» GOAL OF THE EXERCISE:
Report only the number of lines in this material that include "Average".

------ RECORDS ------

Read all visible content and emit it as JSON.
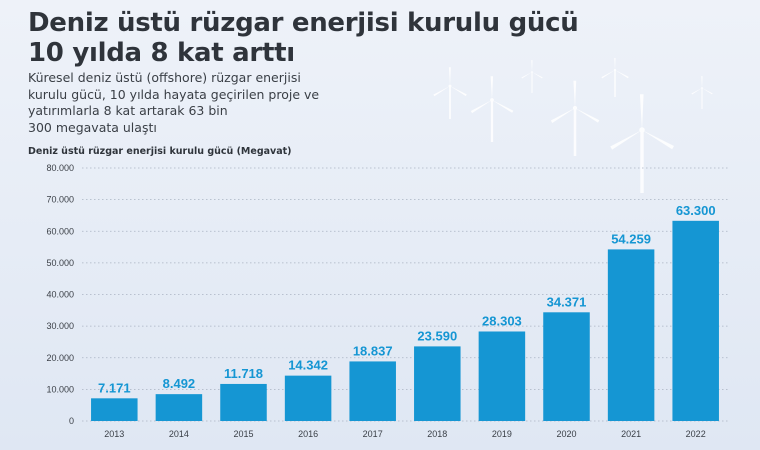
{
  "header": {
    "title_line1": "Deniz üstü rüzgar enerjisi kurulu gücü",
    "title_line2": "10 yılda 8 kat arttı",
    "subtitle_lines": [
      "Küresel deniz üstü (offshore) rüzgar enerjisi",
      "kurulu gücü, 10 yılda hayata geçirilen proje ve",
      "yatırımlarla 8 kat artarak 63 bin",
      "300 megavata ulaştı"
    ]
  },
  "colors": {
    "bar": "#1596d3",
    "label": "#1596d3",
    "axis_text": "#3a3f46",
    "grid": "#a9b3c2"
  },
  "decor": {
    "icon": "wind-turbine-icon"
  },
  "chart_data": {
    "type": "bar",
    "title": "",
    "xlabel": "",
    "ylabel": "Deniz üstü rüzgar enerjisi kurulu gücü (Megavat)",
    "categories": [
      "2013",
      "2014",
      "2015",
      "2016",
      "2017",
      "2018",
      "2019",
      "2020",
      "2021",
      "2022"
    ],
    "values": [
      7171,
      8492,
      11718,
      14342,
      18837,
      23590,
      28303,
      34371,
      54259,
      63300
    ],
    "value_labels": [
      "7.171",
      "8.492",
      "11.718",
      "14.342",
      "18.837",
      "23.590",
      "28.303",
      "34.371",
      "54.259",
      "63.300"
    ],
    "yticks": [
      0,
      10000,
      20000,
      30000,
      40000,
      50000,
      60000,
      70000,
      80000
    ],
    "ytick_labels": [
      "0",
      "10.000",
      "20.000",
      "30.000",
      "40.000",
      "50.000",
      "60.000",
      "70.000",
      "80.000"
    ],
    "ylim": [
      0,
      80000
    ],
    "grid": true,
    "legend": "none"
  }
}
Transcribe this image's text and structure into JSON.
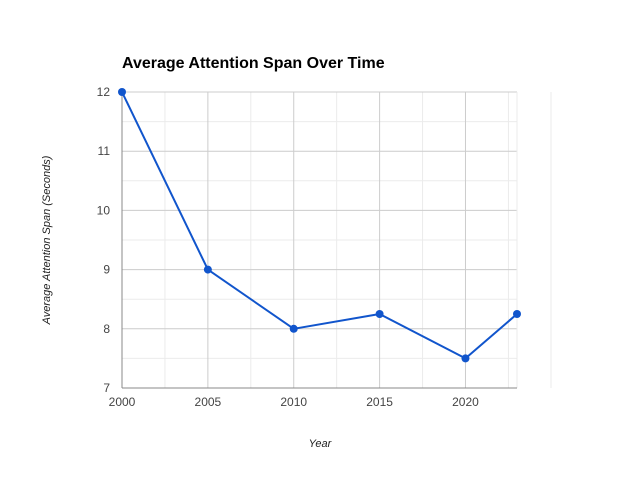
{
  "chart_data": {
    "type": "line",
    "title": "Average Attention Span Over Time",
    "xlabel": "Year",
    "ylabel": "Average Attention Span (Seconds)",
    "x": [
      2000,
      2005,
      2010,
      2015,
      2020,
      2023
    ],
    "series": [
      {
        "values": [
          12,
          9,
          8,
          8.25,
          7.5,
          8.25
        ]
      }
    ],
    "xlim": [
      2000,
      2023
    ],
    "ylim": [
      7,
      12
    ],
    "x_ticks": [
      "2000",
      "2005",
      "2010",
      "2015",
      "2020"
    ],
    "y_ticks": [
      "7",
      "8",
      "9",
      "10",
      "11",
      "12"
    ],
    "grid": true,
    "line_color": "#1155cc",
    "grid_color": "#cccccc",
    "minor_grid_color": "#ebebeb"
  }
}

------

» COMPLETE ANSWER:
2